» REQUIRED TASK
Find the lines with "coefficient" in them and copy them out.

» DATA
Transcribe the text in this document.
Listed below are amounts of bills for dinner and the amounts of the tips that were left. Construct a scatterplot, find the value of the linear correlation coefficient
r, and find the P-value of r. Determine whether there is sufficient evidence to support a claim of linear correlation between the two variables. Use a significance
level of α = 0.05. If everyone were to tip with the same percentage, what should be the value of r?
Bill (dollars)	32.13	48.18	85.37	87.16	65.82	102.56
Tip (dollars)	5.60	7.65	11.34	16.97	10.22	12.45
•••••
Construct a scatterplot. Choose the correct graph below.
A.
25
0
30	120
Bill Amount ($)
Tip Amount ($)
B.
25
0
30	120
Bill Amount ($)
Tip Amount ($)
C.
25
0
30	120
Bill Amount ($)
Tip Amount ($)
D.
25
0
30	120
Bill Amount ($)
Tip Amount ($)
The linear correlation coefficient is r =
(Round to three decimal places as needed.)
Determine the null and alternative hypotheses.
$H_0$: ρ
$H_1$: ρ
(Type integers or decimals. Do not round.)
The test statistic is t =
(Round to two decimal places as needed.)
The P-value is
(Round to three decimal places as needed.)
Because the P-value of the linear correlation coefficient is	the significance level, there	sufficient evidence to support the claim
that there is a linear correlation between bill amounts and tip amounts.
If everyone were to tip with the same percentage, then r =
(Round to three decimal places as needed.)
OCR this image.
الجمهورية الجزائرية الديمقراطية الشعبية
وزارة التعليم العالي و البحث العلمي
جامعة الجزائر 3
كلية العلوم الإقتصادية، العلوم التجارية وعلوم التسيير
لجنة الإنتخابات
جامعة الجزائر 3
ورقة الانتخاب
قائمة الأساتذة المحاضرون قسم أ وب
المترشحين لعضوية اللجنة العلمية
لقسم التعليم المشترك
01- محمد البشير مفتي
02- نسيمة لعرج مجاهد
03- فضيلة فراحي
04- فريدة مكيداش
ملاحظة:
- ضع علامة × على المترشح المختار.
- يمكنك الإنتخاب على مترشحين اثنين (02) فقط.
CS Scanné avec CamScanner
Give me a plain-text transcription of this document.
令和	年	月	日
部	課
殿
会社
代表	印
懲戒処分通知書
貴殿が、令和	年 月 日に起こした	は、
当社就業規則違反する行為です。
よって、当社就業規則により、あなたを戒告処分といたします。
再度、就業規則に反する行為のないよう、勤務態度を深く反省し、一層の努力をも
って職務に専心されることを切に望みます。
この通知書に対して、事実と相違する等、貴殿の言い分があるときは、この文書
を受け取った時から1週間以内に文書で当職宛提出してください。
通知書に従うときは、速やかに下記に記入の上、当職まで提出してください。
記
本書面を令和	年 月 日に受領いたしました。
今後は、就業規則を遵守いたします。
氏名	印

» RIGHT ANSWER
Listed below are amounts of bills for dinner and the amounts of the tips that were left. Construct a scatterplot, find the value of the linear correlation coefficient
The linear correlation coefficient is r =
Because the P-value of the linear correlation coefficient is	the significance level, there	sufficient evidence to support the claim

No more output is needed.